→ EXERCISE PROMPT
Pull out every line in the data that has the string "krásný" in it.

=-=-=

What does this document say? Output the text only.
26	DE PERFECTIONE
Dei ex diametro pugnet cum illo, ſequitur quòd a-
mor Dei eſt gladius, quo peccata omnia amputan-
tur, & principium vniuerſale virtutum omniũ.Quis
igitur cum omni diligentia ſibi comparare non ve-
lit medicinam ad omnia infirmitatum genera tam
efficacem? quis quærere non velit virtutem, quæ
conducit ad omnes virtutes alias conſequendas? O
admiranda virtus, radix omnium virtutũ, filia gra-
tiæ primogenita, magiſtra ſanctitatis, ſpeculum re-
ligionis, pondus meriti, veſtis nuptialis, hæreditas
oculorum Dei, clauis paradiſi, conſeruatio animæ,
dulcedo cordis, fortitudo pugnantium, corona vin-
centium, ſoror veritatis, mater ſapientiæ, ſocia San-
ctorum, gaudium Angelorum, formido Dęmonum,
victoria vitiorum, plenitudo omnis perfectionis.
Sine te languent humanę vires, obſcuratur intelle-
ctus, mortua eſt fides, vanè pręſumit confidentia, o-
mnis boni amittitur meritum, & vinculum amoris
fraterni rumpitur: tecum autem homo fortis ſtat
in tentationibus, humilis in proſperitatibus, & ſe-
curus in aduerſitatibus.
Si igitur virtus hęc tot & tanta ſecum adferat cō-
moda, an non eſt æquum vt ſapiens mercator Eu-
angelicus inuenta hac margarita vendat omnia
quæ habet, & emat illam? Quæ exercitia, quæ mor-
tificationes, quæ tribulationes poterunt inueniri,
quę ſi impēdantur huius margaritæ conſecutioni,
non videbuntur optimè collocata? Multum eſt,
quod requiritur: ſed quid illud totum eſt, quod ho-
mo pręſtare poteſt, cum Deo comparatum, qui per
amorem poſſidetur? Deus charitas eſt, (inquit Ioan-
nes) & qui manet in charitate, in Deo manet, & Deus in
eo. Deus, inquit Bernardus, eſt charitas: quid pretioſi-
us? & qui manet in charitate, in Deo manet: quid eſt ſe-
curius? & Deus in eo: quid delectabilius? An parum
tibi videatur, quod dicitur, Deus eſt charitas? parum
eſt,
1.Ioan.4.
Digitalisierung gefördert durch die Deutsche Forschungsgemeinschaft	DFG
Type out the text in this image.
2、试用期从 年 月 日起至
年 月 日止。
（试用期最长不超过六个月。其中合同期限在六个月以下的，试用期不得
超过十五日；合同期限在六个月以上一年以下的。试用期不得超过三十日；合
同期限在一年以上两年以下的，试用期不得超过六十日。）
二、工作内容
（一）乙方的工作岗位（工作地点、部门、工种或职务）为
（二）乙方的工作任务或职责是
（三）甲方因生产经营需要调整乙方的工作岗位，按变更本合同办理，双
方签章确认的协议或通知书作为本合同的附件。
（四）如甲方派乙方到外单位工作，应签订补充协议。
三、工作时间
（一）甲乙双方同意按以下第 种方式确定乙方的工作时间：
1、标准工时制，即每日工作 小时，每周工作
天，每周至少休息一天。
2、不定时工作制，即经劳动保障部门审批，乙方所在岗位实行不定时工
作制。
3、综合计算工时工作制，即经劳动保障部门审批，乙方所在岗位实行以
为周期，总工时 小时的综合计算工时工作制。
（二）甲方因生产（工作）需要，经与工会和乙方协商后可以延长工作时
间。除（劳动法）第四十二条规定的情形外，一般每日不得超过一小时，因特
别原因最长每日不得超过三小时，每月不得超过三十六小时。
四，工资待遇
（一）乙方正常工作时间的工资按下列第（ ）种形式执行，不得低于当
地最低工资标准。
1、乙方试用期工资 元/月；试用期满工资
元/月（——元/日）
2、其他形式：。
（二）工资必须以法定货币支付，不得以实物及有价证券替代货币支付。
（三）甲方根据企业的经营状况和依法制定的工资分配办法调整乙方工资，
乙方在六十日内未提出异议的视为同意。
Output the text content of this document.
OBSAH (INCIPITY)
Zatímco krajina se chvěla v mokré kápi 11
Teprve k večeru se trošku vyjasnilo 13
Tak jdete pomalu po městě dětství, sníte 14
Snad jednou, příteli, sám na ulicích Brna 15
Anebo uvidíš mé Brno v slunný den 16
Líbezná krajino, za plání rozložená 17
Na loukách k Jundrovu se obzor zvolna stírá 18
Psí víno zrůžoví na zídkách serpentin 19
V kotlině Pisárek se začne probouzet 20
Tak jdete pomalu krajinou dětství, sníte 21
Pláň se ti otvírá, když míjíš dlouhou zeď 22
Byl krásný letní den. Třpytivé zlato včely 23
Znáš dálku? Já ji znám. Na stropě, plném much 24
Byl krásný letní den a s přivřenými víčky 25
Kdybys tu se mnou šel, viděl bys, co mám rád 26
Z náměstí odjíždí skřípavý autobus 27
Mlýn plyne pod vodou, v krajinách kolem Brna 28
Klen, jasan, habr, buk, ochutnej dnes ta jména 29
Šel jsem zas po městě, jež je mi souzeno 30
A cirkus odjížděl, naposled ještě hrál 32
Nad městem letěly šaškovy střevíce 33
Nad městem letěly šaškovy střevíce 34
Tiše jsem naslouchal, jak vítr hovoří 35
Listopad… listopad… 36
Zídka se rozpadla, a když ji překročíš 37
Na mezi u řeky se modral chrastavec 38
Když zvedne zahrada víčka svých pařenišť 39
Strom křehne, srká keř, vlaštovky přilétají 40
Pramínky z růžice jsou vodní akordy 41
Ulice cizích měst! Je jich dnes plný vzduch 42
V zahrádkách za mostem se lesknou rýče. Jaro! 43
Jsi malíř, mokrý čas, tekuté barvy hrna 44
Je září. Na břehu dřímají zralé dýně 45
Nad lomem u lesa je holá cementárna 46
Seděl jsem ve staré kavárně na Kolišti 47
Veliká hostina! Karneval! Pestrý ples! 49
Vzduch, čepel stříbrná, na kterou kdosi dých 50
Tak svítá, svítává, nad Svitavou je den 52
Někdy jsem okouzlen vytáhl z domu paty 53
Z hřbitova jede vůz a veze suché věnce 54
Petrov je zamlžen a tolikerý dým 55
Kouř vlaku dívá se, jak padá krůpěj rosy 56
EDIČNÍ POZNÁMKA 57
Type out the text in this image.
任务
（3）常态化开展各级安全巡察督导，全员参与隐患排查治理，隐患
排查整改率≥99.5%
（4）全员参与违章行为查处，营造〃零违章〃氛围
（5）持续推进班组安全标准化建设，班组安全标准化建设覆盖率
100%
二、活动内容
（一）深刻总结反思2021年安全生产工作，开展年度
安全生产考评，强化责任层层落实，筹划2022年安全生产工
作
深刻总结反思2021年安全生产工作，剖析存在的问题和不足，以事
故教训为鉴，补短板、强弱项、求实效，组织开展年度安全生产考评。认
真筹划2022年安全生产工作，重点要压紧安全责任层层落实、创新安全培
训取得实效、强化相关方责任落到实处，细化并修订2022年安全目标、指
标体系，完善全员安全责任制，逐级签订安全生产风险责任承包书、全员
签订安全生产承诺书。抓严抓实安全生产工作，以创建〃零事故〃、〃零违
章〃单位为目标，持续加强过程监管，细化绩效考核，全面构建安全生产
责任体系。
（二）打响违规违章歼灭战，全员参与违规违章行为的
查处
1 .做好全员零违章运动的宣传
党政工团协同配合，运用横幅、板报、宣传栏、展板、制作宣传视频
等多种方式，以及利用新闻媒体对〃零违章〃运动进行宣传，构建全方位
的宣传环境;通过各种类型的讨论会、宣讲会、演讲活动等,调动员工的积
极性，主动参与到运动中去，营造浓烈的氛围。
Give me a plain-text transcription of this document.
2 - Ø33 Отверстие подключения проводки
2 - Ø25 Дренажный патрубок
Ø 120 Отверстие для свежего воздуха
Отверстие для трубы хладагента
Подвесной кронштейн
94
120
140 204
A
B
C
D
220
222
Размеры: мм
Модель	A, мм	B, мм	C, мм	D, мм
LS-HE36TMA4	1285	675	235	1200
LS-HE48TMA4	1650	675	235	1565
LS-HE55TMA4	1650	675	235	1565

=-=-=

→ RESULT OF THIS EXERCISE
Byl krásný letní den. Třpytivé zlato včely 23
Byl krásný letní den a s přivřenými víčky 25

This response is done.